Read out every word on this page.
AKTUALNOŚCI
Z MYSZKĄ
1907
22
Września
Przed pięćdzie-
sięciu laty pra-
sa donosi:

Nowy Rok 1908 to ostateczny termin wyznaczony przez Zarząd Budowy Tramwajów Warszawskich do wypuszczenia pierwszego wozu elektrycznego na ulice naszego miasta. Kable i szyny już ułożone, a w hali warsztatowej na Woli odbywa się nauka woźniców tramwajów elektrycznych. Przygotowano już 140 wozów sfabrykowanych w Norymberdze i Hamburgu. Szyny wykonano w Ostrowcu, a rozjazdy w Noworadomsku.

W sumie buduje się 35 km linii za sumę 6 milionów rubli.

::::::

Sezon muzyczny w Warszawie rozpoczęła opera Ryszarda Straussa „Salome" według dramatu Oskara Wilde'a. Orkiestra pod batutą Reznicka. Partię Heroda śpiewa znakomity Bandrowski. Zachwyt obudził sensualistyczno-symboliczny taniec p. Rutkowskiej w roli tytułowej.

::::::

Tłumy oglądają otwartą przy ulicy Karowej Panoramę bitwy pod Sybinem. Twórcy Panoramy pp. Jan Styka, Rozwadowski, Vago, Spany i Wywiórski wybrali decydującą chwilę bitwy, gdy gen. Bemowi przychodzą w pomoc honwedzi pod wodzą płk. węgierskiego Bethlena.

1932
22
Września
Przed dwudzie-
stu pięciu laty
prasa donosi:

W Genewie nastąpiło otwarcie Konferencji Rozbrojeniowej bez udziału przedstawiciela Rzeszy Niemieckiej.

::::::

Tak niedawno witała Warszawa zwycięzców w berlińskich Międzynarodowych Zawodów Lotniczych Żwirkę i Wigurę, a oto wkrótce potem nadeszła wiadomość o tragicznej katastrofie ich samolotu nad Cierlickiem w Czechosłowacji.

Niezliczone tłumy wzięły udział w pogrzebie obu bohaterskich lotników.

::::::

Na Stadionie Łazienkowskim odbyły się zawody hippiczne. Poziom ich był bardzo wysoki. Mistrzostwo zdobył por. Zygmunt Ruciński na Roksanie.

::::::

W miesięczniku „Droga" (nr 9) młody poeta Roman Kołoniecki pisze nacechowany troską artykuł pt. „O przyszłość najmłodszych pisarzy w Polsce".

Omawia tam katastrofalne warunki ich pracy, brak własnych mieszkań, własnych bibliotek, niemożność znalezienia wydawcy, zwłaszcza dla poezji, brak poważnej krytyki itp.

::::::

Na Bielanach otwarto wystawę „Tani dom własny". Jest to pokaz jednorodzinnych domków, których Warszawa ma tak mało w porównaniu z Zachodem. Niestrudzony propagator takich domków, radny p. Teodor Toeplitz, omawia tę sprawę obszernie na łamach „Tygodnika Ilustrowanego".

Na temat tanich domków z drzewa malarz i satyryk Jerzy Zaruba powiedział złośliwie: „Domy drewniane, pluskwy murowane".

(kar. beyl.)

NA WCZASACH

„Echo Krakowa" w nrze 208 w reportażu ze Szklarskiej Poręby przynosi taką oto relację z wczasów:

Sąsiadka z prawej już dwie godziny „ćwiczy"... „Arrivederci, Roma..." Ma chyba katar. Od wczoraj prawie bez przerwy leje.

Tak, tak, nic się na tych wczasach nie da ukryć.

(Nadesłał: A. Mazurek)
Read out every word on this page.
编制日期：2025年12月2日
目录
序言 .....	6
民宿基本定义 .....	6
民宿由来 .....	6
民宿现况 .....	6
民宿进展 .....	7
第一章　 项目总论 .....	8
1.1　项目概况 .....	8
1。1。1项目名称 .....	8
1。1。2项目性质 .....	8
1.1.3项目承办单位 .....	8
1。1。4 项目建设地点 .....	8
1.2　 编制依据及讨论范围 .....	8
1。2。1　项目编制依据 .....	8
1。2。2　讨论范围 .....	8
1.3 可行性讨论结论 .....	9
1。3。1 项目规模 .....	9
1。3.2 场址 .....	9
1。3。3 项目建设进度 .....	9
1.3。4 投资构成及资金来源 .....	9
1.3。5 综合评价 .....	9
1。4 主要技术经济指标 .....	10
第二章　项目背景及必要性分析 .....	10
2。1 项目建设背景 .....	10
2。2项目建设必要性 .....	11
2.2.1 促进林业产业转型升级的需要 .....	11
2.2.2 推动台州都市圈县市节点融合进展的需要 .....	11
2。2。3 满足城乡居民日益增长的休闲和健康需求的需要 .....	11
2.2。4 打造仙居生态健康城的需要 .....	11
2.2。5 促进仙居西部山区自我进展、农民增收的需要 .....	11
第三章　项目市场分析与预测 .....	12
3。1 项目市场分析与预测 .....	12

== THE EXERCISE ==
Repeat each record exactly, leaving nothing out.

== RESULT OF THE EXERCISE ==
Read out every word on this page.
AKTUALNOŚCI
Z MYSZKĄ
1907
22
Września
Przed pięćdzie-
sięciu laty pra-
sa donosi:

Nowy Rok 1908 to ostateczny termin wyznaczony przez Zarząd Budowy Tramwajów Warszawskich do wypuszczenia pierwszego wozu elektrycznego na ulice naszego miasta. Kable i szyny już ułożone, a w hali warsztatowej na Woli odbywa się nauka woźniców tramwajów elektrycznych. Przygotowano już 140 wozów sfabrykowanych w Norymberdze i Hamburgu. Szyny wykonano w Ostrowcu, a rozjazdy w Noworadomsku.

W sumie buduje się 35 km linii za sumę 6 milionów rubli.

::::::

Sezon muzyczny w Warszawie rozpoczęła opera Ryszarda Straussa „Salome" według dramatu Oskara Wilde'a. Orkiestra pod batutą Reznicka. Partię Heroda śpiewa znakomity Bandrowski. Zachwyt obudził sensualistyczno-symboliczny taniec p. Rutkowskiej w roli tytułowej.

::::::

Tłumy oglądają otwartą przy ulicy Karowej Panoramę bitwy pod Sybinem. Twórcy Panoramy pp. Jan Styka, Rozwadowski, Vago, Spany i Wywiórski wybrali decydującą chwilę bitwy, gdy gen. Bemowi przychodzą w pomoc honwedzi pod wodzą płk. węgierskiego Bethlena.

1932
22
Września
Przed dwudzie-
stu pięciu laty
prasa donosi:

W Genewie nastąpiło otwarcie Konferencji Rozbrojeniowej bez udziału przedstawiciela Rzeszy Niemieckiej.

::::::

Tak niedawno witała Warszawa zwycięzców w berlińskich Międzynarodowych Zawodów Lotniczych Żwirkę i Wigurę, a oto wkrótce potem nadeszła wiadomość o tragicznej katastrofie ich samolotu nad Cierlickiem w Czechosłowacji.

Niezliczone tłumy wzięły udział w pogrzebie obu bohaterskich lotników.

::::::

Na Stadionie Łazienkowskim odbyły się zawody hippiczne. Poziom ich był bardzo wysoki. Mistrzostwo zdobył por. Zygmunt Ruciński na Roksanie.

::::::

W miesięczniku „Droga" (nr 9) młody poeta Roman Kołoniecki pisze nacechowany troską artykuł pt. „O przyszłość najmłodszych pisarzy w Polsce".

Omawia tam katastrofalne warunki ich pracy, brak własnych mieszkań, własnych bibliotek, niemożność znalezienia wydawcy, zwłaszcza dla poezji, brak poważnej krytyki itp.

::::::

Na Bielanach otwarto wystawę „Tani dom własny". Jest to pokaz jednorodzinnych domków, których Warszawa ma tak mało w porównaniu z Zachodem. Niestrudzony propagator takich domków, radny p. Teodor Toeplitz, omawia tę sprawę obszernie na łamach „Tygodnika Ilustrowanego".

Na temat tanich domków z drzewa malarz i satyryk Jerzy Zaruba powiedział złośliwie: „Domy drewniane, pluskwy murowane".

(kar. beyl.)

NA WCZASACH

„Echo Krakowa" w nrze 208 w reportażu ze Szklarskiej Poręby przynosi taką oto relację z wczasów:

Sąsiadka z prawej już dwie godziny „ćwiczy"... „Arrivederci, Roma..." Ma chyba katar. Od wczoraj prawie bez przerwy leje.

Tak, tak, nic się na tych wczasach nie da ukryć.

(Nadesłał: A. Mazurek)
Read out every word on this page.
编制日期：2025年12月2日
目录
序言 .....	6
民宿基本定义 .....	6
民宿由来 .....	6
民宿现况 .....	6
民宿进展 .....	7
第一章　 项目总论 .....	8
1.1　项目概况 .....	8
1。1。1项目名称 .....	8
1。1。2项目性质 .....	8
1.1.3项目承办单位 .....	8
1。1。4 项目建设地点 .....	8
1.2　 编制依据及讨论范围 .....	8
1。2。1　项目编制依据 .....	8
1。2。2　讨论范围 .....	8
1.3 可行性讨论结论 .....	9
1。3。1 项目规模 .....	9
1。3.2 场址 .....	9
1。3。3 项目建设进度 .....	9
1.3。4 投资构成及资金来源 .....	9
1.3。5 综合评价 .....	9
1。4 主要技术经济指标 .....	10
第二章　项目背景及必要性分析 .....	10
2。1 项目建设背景 .....	10
2。2项目建设必要性 .....	11
2.2.1 促进林业产业转型升级的需要 .....	11
2.2.2 推动台州都市圈县市节点融合进展的需要 .....	11
2。2。3 满足城乡居民日益增长的休闲和健康需求的需要 .....	11
2.2。4 打造仙居生态健康城的需要 .....	11
2.2。5 促进仙居西部山区自我进展、农民增收的需要 .....	11
第三章　项目市场分析与预测 .....	12
3。1 项目市场分析与预测 .....	12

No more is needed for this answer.